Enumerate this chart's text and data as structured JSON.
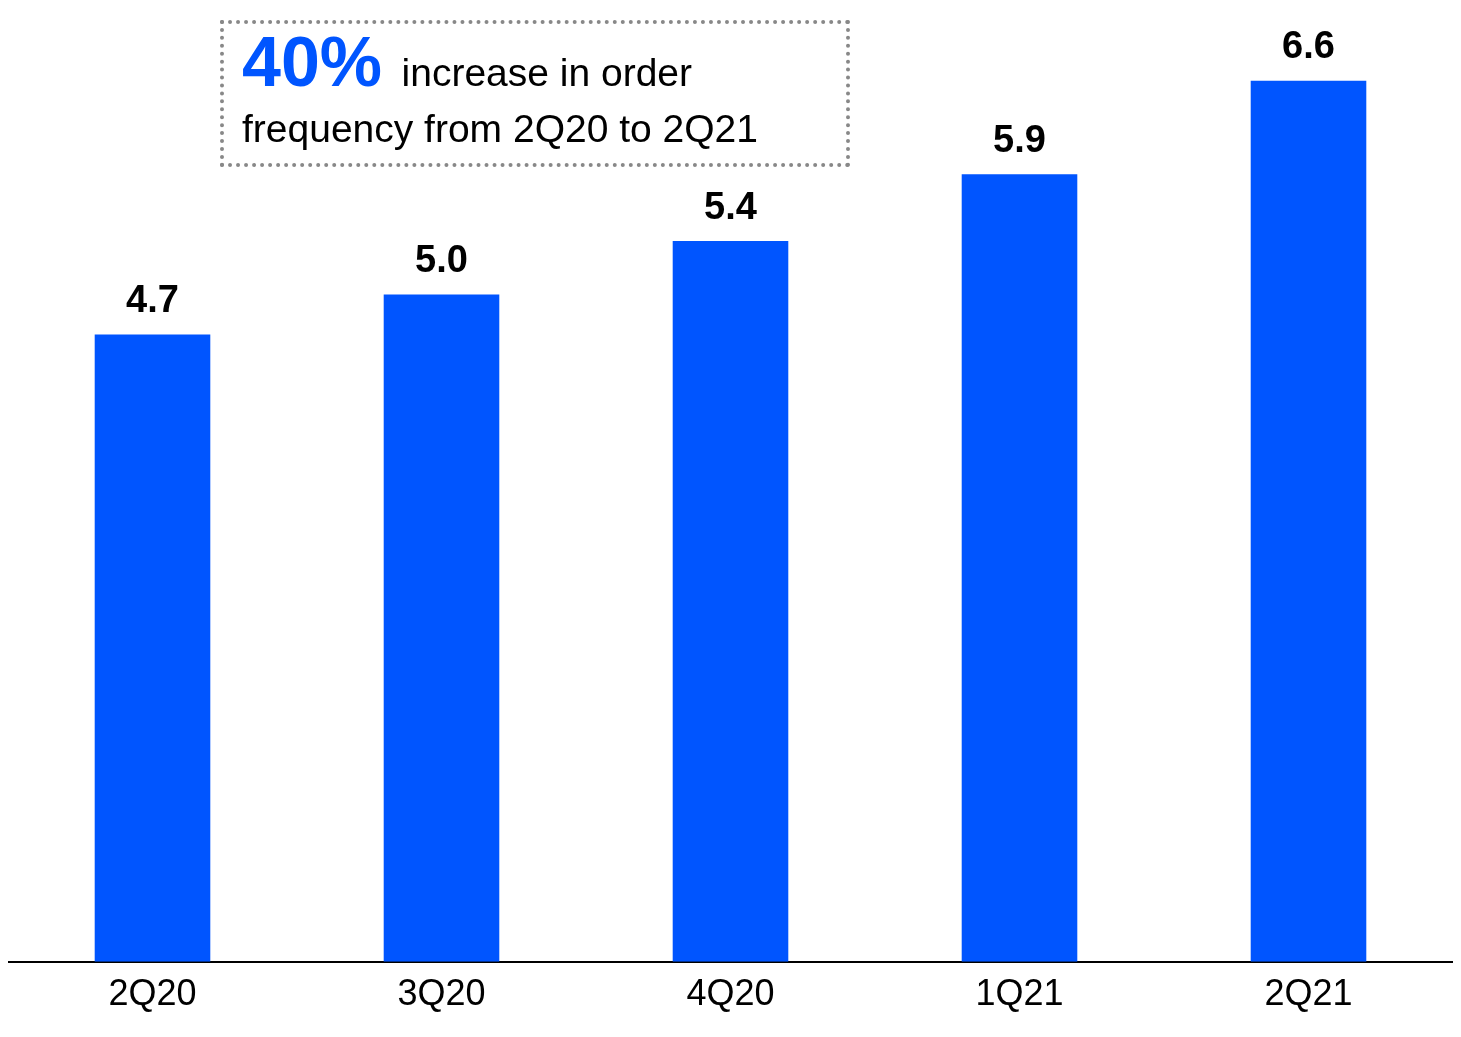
{
  "chart_data": {
    "type": "bar",
    "categories": [
      "2Q20",
      "3Q20",
      "4Q20",
      "1Q21",
      "2Q21"
    ],
    "values": [
      4.7,
      5.0,
      5.4,
      5.9,
      6.6
    ],
    "value_labels": [
      "4.7",
      "5.0",
      "5.4",
      "5.9",
      "6.6"
    ],
    "color": "#0055ff",
    "grid": false,
    "legend": false,
    "annotations": [
      "40% increase in order frequency from 2Q20 to 2Q21"
    ]
  }
}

§ **STATED TASK**
Images in the data above are to be skipped. Retype all other material exactly.

§ **CORRECT ANSWER**
Enumerate this chart's text and data as structured JSON.
{
  "chart_data": {
    "type": "bar",
    "categories": [
      "2Q20",
      "3Q20",
      "4Q20",
      "1Q21",
      "2Q21"
    ],
    "values": [
      4.7,
      5.0,
      5.4,
      5.9,
      6.6
    ],
    "value_labels": [
      "4.7",
      "5.0",
      "5.4",
      "5.9",
      "6.6"
    ],
    "color": "#0055ff",
    "grid": false,
    "legend": false,
    "annotations": [
      "40% increase in order frequency from 2Q20 to 2Q21"
    ]
  }
}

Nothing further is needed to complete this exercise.